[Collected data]
|---|
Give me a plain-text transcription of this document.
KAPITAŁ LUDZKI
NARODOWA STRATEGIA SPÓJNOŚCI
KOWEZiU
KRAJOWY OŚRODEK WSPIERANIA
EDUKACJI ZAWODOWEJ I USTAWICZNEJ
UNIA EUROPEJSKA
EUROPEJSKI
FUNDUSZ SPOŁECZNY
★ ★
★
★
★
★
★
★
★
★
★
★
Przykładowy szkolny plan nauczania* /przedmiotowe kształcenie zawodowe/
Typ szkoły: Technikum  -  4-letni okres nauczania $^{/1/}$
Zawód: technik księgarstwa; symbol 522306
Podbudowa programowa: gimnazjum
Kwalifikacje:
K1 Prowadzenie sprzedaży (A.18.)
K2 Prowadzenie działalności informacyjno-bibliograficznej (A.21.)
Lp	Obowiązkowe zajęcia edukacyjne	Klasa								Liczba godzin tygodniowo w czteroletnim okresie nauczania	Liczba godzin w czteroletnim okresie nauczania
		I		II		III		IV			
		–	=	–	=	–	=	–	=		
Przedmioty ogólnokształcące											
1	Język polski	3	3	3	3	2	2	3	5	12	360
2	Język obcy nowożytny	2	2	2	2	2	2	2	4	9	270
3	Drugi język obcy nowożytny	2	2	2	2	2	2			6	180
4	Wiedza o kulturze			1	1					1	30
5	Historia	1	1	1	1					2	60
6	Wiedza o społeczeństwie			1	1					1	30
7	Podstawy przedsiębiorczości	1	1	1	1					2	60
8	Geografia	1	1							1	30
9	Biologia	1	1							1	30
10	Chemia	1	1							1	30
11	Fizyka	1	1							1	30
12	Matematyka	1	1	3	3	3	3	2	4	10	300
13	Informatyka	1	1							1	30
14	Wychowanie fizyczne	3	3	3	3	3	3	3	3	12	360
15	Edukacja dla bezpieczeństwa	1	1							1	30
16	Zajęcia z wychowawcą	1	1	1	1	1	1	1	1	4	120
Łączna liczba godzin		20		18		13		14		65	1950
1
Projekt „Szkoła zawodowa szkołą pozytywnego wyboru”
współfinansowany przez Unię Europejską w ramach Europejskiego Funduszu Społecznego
|---|
WHAT NEEDS TO BE DONE: All of the lines above must be returned exactly.

PROBLEM SOLUTION:
Give me a plain-text transcription of this document.
KAPITAŁ LUDZKI
NARODOWA STRATEGIA SPÓJNOŚCI
KOWEZiU
KRAJOWY OŚRODEK WSPIERANIA
EDUKACJI ZAWODOWEJ I USTAWICZNEJ
UNIA EUROPEJSKA
EUROPEJSKI
FUNDUSZ SPOŁECZNY
★ ★
★
★
★
★
★
★
★
★
★
★
Przykładowy szkolny plan nauczania* /przedmiotowe kształcenie zawodowe/
Typ szkoły: Technikum  -  4-letni okres nauczania $^{/1/}$
Zawód: technik księgarstwa; symbol 522306
Podbudowa programowa: gimnazjum
Kwalifikacje:
K1 Prowadzenie sprzedaży (A.18.)
K2 Prowadzenie działalności informacyjno-bibliograficznej (A.21.)
Lp	Obowiązkowe zajęcia edukacyjne	Klasa								Liczba godzin tygodniowo w czteroletnim okresie nauczania	Liczba godzin w czteroletnim okresie nauczania
		I		II		III		IV			
		–	=	–	=	–	=	–	=		
Przedmioty ogólnokształcące											
1	Język polski	3	3	3	3	2	2	3	5	12	360
2	Język obcy nowożytny	2	2	2	2	2	2	2	4	9	270
3	Drugi język obcy nowożytny	2	2	2	2	2	2			6	180
4	Wiedza o kulturze			1	1					1	30
5	Historia	1	1	1	1					2	60
6	Wiedza o społeczeństwie			1	1					1	30
7	Podstawy przedsiębiorczości	1	1	1	1					2	60
8	Geografia	1	1							1	30
9	Biologia	1	1							1	30
10	Chemia	1	1							1	30
11	Fizyka	1	1							1	30
12	Matematyka	1	1	3	3	3	3	2	4	10	300
13	Informatyka	1	1							1	30
14	Wychowanie fizyczne	3	3	3	3	3	3	3	3	12	360
15	Edukacja dla bezpieczeństwa	1	1							1	30
16	Zajęcia z wychowawcą	1	1	1	1	1	1	1	1	4	120
Łączna liczba godzin		20		18		13		14		65	1950
1
Projekt „Szkoła zawodowa szkołą pozytywnego wyboru”
współfinansowany przez Unię Europejską w ramach Europejskiego Funduszu Społecznego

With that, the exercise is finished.